## PAGE TEXT:
>>>

London: Seeley, Jackson and Halliday, 1875.

Chapter VII. Mr. Bompas' Journeys in the Far North

Appointment of Rev. W. C. Bompas to Mackenzie River.--His Journey North.--Great Bear Lake.--Indian Camps, Fort Rae, Fort Vermillion.--Return to Athabasca.--Youcon.--Peace River.--Gold Mines.

IN the year 1865 the Rev. W. C. Bompas, having offered his services to the Church Missionary Society, was appointed to the Mackenzie River Mission. It was intended that he should proceed, as soon as he had acquired some knowledge of the language, to the Youcon district, to supply the place of Mr. Macdonald, whose health had temporarily failed. He left London June 30th, and travelling by way of the United States, reached Cumberland House, on the north bank of the Saskatchewan, August 28th; hastening on from thence, he reached Fort Simpson on the Mackenzie, on the morning of Christmas Day. Mr. Kirkby thus expresses the pleasure he experienced at his arrival.--"You will imagine better than I can tell you, our delight at the unexpected arrival of Mr. Bompas. Such a thing as an arrival here in winter is never thought of, nor had ever before occurred. After the boats have left in the fall, we have no visitors until June, when the rivers again open."

<<<

## TO DO:
1 – Answer these questions from the account of Mr. Bompas' journeys:
(a) In what year was the Rev. W. C. Bompas appointed to the Mackenzie River Mission?
(b) On what date did he reach Cumberland House?
(c) According to Mr. Kirkby, when do visitors next arrive after the boats have left in the fall?
2 – Extend the account of Mr. Bompas' journeys, beginning after its final sentence.

## DATASET ENTRIES:
>>>

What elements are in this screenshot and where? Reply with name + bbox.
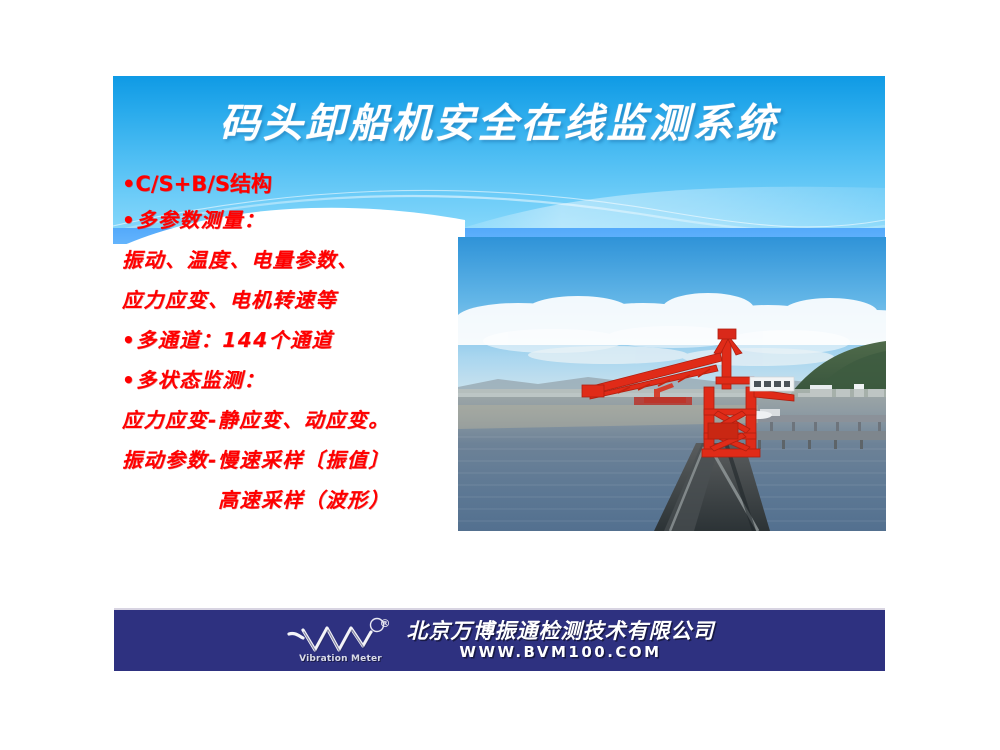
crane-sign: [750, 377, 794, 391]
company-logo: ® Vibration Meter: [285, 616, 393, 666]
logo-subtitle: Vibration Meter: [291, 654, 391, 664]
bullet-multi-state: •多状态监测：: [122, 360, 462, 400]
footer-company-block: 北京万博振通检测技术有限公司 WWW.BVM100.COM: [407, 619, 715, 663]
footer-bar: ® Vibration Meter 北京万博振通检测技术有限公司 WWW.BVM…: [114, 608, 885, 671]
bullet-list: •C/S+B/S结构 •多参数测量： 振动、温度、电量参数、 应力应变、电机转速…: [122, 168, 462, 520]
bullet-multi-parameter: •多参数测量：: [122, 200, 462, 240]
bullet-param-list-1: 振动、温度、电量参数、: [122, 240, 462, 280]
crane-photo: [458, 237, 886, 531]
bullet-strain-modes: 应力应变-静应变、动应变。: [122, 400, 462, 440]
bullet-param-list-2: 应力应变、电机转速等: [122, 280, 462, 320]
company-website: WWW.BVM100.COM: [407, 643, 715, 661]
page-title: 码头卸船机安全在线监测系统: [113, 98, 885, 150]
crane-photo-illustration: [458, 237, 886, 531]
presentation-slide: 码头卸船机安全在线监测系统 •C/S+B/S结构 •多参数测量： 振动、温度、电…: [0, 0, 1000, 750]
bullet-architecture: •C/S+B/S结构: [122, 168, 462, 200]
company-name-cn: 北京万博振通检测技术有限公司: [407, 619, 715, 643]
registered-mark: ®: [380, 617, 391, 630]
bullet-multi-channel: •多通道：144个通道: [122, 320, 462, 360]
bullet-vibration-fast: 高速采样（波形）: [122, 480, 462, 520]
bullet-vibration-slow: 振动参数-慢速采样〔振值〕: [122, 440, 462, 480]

<<<
>>>

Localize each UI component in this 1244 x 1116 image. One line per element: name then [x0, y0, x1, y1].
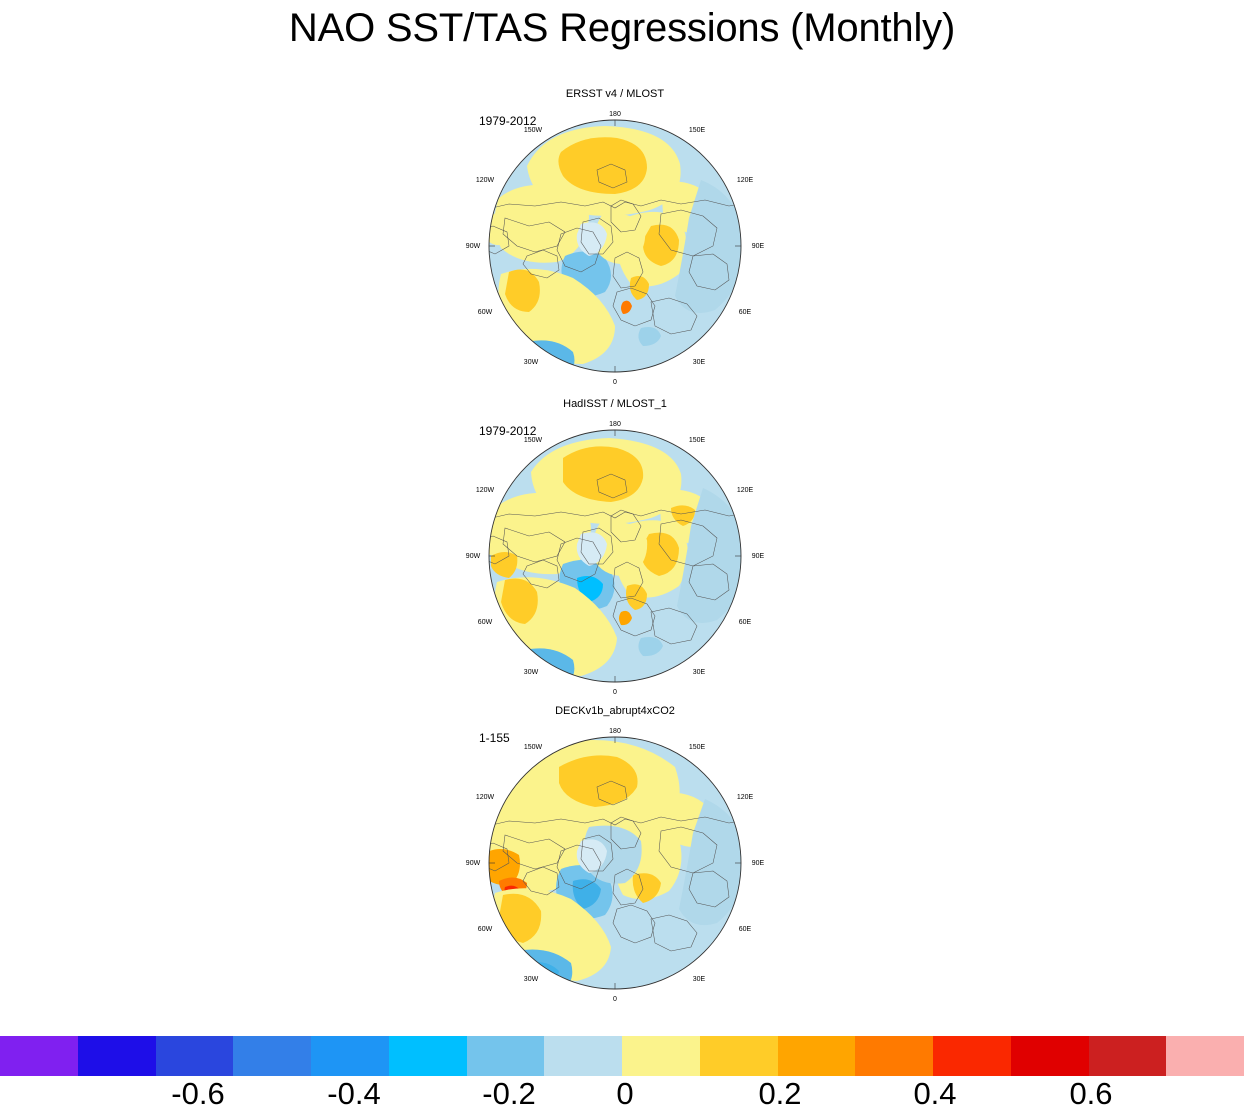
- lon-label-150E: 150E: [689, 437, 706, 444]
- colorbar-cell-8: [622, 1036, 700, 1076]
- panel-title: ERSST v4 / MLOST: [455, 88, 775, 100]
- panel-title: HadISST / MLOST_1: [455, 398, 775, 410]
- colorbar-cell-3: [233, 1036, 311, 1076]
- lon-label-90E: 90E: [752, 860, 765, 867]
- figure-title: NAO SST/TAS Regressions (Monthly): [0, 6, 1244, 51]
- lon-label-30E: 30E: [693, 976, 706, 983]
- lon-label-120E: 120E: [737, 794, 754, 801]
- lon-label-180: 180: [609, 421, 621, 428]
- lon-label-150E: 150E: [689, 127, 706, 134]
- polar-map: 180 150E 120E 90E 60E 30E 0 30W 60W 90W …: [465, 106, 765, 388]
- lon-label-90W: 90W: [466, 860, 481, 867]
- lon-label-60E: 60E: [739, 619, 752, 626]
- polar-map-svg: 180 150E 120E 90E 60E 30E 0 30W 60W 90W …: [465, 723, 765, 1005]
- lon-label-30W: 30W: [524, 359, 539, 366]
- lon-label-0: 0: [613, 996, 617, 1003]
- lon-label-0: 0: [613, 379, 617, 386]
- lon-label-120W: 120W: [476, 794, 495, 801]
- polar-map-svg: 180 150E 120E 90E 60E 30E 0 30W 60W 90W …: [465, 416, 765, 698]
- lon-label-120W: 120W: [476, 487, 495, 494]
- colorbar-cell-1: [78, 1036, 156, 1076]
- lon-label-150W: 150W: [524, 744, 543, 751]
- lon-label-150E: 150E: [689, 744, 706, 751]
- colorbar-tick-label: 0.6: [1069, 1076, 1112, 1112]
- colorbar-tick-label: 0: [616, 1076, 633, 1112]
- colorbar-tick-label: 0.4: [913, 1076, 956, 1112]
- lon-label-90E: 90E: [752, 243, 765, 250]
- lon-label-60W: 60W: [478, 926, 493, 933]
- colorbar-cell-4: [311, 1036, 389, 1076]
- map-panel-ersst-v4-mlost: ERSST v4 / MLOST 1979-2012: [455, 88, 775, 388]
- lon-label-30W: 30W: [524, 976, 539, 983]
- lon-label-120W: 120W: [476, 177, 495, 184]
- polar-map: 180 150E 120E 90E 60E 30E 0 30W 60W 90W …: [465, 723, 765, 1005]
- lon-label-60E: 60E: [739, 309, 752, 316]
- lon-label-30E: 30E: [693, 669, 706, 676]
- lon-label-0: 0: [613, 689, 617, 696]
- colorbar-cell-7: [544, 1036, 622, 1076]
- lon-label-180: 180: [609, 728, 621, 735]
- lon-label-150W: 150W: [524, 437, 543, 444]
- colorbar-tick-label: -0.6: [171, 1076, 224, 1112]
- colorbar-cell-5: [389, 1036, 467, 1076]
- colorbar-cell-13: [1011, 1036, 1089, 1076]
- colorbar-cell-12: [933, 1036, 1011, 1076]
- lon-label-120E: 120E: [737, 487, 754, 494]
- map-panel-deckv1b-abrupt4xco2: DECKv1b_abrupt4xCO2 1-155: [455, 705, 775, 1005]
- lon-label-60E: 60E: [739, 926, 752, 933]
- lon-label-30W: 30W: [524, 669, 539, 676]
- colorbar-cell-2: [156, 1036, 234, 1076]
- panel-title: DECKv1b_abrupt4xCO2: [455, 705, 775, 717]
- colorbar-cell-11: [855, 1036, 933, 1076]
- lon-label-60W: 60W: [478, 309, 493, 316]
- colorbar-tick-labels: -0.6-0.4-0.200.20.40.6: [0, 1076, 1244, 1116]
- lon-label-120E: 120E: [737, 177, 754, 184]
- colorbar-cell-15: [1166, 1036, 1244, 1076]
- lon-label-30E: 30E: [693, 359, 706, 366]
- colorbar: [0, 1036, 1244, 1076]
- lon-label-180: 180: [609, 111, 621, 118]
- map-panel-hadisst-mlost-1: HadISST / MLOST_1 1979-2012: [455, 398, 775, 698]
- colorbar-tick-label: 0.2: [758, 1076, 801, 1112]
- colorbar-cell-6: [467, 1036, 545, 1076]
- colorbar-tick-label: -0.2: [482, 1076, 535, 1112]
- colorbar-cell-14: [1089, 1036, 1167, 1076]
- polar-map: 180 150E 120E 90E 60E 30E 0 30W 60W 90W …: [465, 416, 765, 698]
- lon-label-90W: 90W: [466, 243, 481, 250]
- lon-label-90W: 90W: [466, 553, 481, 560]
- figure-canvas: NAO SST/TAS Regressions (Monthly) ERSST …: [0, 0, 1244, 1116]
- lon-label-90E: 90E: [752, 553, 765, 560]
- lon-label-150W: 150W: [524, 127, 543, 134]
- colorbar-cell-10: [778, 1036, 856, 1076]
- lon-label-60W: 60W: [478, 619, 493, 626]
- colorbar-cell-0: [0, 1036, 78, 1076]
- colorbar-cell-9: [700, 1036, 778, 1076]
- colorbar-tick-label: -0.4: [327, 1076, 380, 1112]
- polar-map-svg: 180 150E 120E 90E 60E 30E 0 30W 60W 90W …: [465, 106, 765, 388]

<<<

## TASK RESULTS:
1 –
(a) 1865
(b) August 28th
(c) In June, when the rivers again open

2 –
The joy with which the Missionary welcomed his fellow-labourer may be better imagined, when we remember that Mr. Kirkby had been working alone for six years, utterly isolated during that long period from the civilized world. Moreover, the autumn of that year had been a peculiarly trying one; scarlet fever had broken out amongst the Indians, and the whole of Mr. Kirkby's family had been prostrated by the malady. Thus with a heavy heart he had ministered to the sick and dying Indians in their tents around, with none to cheer him with sympathy, or to render to those dear to him the kindly aid so much required in times of sickness.

Mr. Bompas arrived in time for the morning service, and in the evening he began his work by preaching from St. Luke ii. 10, "Behold I bring you glad tidings of great joy, which shall be to all people"--the very text from which Samuel Marsden first preached to the New Zealanders exactly fifty-one years before.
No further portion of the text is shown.